* [WRITTEN REQUEST]: Each record needs to be echoed exactly; can you do that?

------

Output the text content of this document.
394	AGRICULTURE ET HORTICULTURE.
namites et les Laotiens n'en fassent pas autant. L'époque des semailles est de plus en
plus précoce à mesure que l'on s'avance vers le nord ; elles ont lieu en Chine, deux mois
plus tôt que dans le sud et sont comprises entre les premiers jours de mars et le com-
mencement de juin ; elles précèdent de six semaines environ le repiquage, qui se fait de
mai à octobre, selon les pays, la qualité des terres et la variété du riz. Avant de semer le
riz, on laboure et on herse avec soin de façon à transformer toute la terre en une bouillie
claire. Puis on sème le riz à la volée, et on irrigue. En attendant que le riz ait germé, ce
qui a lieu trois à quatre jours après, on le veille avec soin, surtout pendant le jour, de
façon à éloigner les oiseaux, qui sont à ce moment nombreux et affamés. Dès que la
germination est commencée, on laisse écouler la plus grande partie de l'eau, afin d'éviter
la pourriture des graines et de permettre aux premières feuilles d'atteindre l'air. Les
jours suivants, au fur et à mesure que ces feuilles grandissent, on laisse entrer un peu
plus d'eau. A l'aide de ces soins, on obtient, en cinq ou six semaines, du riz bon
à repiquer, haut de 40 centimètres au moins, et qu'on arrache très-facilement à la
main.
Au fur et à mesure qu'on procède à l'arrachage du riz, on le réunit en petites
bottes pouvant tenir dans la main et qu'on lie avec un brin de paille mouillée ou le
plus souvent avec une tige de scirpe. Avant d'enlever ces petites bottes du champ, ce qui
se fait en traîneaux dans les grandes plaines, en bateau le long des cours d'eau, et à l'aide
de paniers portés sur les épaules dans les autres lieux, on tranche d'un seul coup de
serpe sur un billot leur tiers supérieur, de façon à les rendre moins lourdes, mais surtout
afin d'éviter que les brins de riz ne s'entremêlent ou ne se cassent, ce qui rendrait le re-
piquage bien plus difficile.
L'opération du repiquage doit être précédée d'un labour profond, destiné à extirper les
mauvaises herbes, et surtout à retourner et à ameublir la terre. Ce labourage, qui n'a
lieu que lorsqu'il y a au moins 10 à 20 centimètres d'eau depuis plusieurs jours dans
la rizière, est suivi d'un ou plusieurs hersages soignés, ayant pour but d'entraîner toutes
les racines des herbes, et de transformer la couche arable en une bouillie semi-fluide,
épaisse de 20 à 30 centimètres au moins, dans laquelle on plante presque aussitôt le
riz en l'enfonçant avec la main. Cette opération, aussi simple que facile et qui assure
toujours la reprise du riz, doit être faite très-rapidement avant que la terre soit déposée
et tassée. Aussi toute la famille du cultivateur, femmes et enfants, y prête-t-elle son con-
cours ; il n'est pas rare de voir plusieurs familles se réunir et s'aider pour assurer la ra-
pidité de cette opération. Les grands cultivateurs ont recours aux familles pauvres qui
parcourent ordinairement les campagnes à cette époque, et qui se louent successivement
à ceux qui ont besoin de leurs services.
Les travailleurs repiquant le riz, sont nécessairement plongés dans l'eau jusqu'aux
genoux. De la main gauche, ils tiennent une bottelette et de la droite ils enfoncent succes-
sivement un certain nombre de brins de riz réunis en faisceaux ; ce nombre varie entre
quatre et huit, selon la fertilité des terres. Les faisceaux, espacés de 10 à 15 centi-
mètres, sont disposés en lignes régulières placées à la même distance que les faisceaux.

------

* [SOLUTION FOR THIS EXERCISE]:
Output the text content of this document.
394	AGRICULTURE ET HORTICULTURE.
namites et les Laotiens n'en fassent pas autant. L'époque des semailles est de plus en
plus précoce à mesure que l'on s'avance vers le nord ; elles ont lieu en Chine, deux mois
plus tôt que dans le sud et sont comprises entre les premiers jours de mars et le com-
mencement de juin ; elles précèdent de six semaines environ le repiquage, qui se fait de
mai à octobre, selon les pays, la qualité des terres et la variété du riz. Avant de semer le
riz, on laboure et on herse avec soin de façon à transformer toute la terre en une bouillie
claire. Puis on sème le riz à la volée, et on irrigue. En attendant que le riz ait germé, ce
qui a lieu trois à quatre jours après, on le veille avec soin, surtout pendant le jour, de
façon à éloigner les oiseaux, qui sont à ce moment nombreux et affamés. Dès que la
germination est commencée, on laisse écouler la plus grande partie de l'eau, afin d'éviter
la pourriture des graines et de permettre aux premières feuilles d'atteindre l'air. Les
jours suivants, au fur et à mesure que ces feuilles grandissent, on laisse entrer un peu
plus d'eau. A l'aide de ces soins, on obtient, en cinq ou six semaines, du riz bon
à repiquer, haut de 40 centimètres au moins, et qu'on arrache très-facilement à la
main.
Au fur et à mesure qu'on procède à l'arrachage du riz, on le réunit en petites
bottes pouvant tenir dans la main et qu'on lie avec un brin de paille mouillée ou le
plus souvent avec une tige de scirpe. Avant d'enlever ces petites bottes du champ, ce qui
se fait en traîneaux dans les grandes plaines, en bateau le long des cours d'eau, et à l'aide
de paniers portés sur les épaules dans les autres lieux, on tranche d'un seul coup de
serpe sur un billot leur tiers supérieur, de façon à les rendre moins lourdes, mais surtout
afin d'éviter que les brins de riz ne s'entremêlent ou ne se cassent, ce qui rendrait le re-
piquage bien plus difficile.
L'opération du repiquage doit être précédée d'un labour profond, destiné à extirper les
mauvaises herbes, et surtout à retourner et à ameublir la terre. Ce labourage, qui n'a
lieu que lorsqu'il y a au moins 10 à 20 centimètres d'eau depuis plusieurs jours dans
la rizière, est suivi d'un ou plusieurs hersages soignés, ayant pour but d'entraîner toutes
les racines des herbes, et de transformer la couche arable en une bouillie semi-fluide,
épaisse de 20 à 30 centimètres au moins, dans laquelle on plante presque aussitôt le
riz en l'enfonçant avec la main. Cette opération, aussi simple que facile et qui assure
toujours la reprise du riz, doit être faite très-rapidement avant que la terre soit déposée
et tassée. Aussi toute la famille du cultivateur, femmes et enfants, y prête-t-elle son con-
cours ; il n'est pas rare de voir plusieurs familles se réunir et s'aider pour assurer la ra-
pidité de cette opération. Les grands cultivateurs ont recours aux familles pauvres qui
parcourent ordinairement les campagnes à cette époque, et qui se louent successivement
à ceux qui ont besoin de leurs services.
Les travailleurs repiquant le riz, sont nécessairement plongés dans l'eau jusqu'aux
genoux. De la main gauche, ils tiennent une bottelette et de la droite ils enfoncent succes-
sivement un certain nombre de brins de riz réunis en faisceaux ; ce nombre varie entre
quatre et huit, selon la fertilité des terres. Les faisceaux, espacés de 10 à 15 centi-
mètres, sont disposés en lignes régulières placées à la même distance que les faisceaux.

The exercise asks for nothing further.